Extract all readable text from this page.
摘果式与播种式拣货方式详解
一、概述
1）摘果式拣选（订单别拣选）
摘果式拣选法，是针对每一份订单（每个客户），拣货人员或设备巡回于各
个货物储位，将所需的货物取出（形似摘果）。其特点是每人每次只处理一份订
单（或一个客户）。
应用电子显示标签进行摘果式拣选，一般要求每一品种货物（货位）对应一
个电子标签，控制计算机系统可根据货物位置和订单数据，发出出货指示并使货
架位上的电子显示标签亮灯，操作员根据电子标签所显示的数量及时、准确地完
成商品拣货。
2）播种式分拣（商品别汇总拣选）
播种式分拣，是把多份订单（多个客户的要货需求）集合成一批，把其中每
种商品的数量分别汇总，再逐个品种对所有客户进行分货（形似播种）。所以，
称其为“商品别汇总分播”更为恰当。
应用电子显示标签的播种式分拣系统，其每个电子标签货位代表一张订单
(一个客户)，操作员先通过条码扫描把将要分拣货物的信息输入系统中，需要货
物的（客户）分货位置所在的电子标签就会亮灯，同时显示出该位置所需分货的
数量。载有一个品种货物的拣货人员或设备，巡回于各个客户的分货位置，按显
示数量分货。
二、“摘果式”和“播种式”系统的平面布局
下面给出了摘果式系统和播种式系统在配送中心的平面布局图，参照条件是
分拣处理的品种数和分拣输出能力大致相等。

______________________________

▸ Work to be completed
Your task is to repeat every entry exactly.

▸ Written response
Extract all readable text from this page.
摘果式与播种式拣货方式详解
一、概述
1）摘果式拣选（订单别拣选）
摘果式拣选法，是针对每一份订单（每个客户），拣货人员或设备巡回于各
个货物储位，将所需的货物取出（形似摘果）。其特点是每人每次只处理一份订
单（或一个客户）。
应用电子显示标签进行摘果式拣选，一般要求每一品种货物（货位）对应一
个电子标签，控制计算机系统可根据货物位置和订单数据，发出出货指示并使货
架位上的电子显示标签亮灯，操作员根据电子标签所显示的数量及时、准确地完
成商品拣货。
2）播种式分拣（商品别汇总拣选）
播种式分拣，是把多份订单（多个客户的要货需求）集合成一批，把其中每
种商品的数量分别汇总，再逐个品种对所有客户进行分货（形似播种）。所以，
称其为“商品别汇总分播”更为恰当。
应用电子显示标签的播种式分拣系统，其每个电子标签货位代表一张订单
(一个客户)，操作员先通过条码扫描把将要分拣货物的信息输入系统中，需要货
物的（客户）分货位置所在的电子标签就会亮灯，同时显示出该位置所需分货的
数量。载有一个品种货物的拣货人员或设备，巡回于各个客户的分货位置，按显
示数量分货。
二、“摘果式”和“播种式”系统的平面布局
下面给出了摘果式系统和播种式系统在配送中心的平面布局图，参照条件是
分拣处理的品种数和分拣输出能力大致相等。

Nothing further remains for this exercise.